### Exercise aim
Exactly reproduce each entry, leaving out nothing.

### Records shown
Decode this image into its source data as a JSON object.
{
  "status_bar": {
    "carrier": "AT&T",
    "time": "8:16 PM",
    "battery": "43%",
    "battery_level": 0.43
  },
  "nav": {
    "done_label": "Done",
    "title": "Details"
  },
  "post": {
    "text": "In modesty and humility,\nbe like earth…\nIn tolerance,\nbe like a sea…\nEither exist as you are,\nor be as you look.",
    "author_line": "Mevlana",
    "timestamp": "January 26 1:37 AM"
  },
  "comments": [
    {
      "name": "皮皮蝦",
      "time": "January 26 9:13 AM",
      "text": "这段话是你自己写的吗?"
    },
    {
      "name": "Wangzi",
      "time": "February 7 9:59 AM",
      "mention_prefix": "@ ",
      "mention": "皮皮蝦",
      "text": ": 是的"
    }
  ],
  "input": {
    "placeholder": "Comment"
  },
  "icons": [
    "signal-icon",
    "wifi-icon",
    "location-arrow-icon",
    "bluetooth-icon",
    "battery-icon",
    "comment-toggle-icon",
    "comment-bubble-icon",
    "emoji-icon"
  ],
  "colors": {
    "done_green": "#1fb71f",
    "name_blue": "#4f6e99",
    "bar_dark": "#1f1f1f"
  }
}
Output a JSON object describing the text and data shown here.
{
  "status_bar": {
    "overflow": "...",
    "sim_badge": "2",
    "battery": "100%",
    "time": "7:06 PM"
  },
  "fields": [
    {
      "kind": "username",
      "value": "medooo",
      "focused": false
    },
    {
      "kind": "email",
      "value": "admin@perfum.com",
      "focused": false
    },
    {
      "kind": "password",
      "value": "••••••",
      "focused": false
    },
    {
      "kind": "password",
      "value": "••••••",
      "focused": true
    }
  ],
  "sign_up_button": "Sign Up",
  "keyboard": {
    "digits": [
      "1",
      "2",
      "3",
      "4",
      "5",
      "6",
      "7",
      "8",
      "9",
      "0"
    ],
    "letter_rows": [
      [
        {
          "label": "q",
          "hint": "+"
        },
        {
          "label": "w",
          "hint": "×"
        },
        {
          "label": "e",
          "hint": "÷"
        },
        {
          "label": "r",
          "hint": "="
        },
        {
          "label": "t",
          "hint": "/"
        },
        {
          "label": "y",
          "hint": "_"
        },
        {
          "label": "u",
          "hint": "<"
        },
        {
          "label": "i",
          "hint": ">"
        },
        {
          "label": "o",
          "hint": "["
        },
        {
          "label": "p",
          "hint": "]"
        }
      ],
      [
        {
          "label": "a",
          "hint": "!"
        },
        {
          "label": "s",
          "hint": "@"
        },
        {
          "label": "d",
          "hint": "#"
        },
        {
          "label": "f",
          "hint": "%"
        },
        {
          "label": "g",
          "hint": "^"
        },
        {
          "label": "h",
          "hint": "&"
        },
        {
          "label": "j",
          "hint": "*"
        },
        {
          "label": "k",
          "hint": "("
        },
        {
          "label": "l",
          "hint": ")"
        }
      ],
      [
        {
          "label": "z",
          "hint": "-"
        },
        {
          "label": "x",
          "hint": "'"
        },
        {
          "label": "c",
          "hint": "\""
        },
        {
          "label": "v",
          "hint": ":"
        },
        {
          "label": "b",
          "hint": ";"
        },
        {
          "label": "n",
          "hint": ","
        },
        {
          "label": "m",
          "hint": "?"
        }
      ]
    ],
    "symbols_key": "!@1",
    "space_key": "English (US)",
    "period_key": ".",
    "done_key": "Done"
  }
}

### Final result
Decode this image into its source data as a JSON object.
{
  "status_bar": {
    "carrier": "AT&T",
    "time": "8:16 PM",
    "battery": "43%",
    "battery_level": 0.43
  },
  "nav": {
    "done_label": "Done",
    "title": "Details"
  },
  "post": {
    "text": "In modesty and humility,\nbe like earth…\nIn tolerance,\nbe like a sea…\nEither exist as you are,\nor be as you look.",
    "author_line": "Mevlana",
    "timestamp": "January 26 1:37 AM"
  },
  "comments": [
    {
      "name": "皮皮蝦",
      "time": "January 26 9:13 AM",
      "text": "这段话是你自己写的吗?"
    },
    {
      "name": "Wangzi",
      "time": "February 7 9:59 AM",
      "mention_prefix": "@ ",
      "mention": "皮皮蝦",
      "text": ": 是的"
    }
  ],
  "input": {
    "placeholder": "Comment"
  },
  "icons": [
    "signal-icon",
    "wifi-icon",
    "location-arrow-icon",
    "bluetooth-icon",
    "battery-icon",
    "comment-toggle-icon",
    "comment-bubble-icon",
    "emoji-icon"
  ],
  "colors": {
    "done_green": "#1fb71f",
    "name_blue": "#4f6e99",
    "bar_dark": "#1f1f1f"
  }
}
Output a JSON object describing the text and data shown here.
{
  "status_bar": {
    "overflow": "...",
    "sim_badge": "2",
    "battery": "100%",
    "time": "7:06 PM"
  },
  "fields": [
    {
      "kind": "username",
      "value": "medooo",
      "focused": false
    },
    {
      "kind": "email",
      "value": "admin@perfum.com",
      "focused": false
    },
    {
      "kind": "password",
      "value": "••••••",
      "focused": false
    },
    {
      "kind": "password",
      "value": "••••••",
      "focused": true
    }
  ],
  "sign_up_button": "Sign Up",
  "keyboard": {
    "digits": [
      "1",
      "2",
      "3",
      "4",
      "5",
      "6",
      "7",
      "8",
      "9",
      "0"
    ],
    "letter_rows": [
      [
        {
          "label": "q",
          "hint": "+"
        },
        {
          "label": "w",
          "hint": "×"
        },
        {
          "label": "e",
          "hint": "÷"
        },
        {
          "label": "r",
          "hint": "="
        },
        {
          "label": "t",
          "hint": "/"
        },
        {
          "label": "y",
          "hint": "_"
        },
        {
          "label": "u",
          "hint": "<"
        },
        {
          "label": "i",
          "hint": ">"
        },
        {
          "label": "o",
          "hint": "["
        },
        {
          "label": "p",
          "hint": "]"
        }
      ],
      [
        {
          "label": "a",
          "hint": "!"
        },
        {
          "label": "s",
          "hint": "@"
        },
        {
          "label": "d",
          "hint": "#"
        },
        {
          "label": "f",
          "hint": "%"
        },
        {
          "label": "g",
          "hint": "^"
        },
        {
          "label": "h",
          "hint": "&"
        },
        {
          "label": "j",
          "hint": "*"
        },
        {
          "label": "k",
          "hint": "("
        },
        {
          "label": "l",
          "hint": ")"
        }
      ],
      [
        {
          "label": "z",
          "hint": "-"
        },
        {
          "label": "x",
          "hint": "'"
        },
        {
          "label": "c",
          "hint": "\""
        },
        {
          "label": "v",
          "hint": ":"
        },
        {
          "label": "b",
          "hint": ";"
        },
        {
          "label": "n",
          "hint": ","
        },
        {
          "label": "m",
          "hint": "?"
        }
      ]
    ],
    "symbols_key": "!@1",
    "space_key": "English (US)",
    "period_key": ".",
    "done_key": "Done"
  }
}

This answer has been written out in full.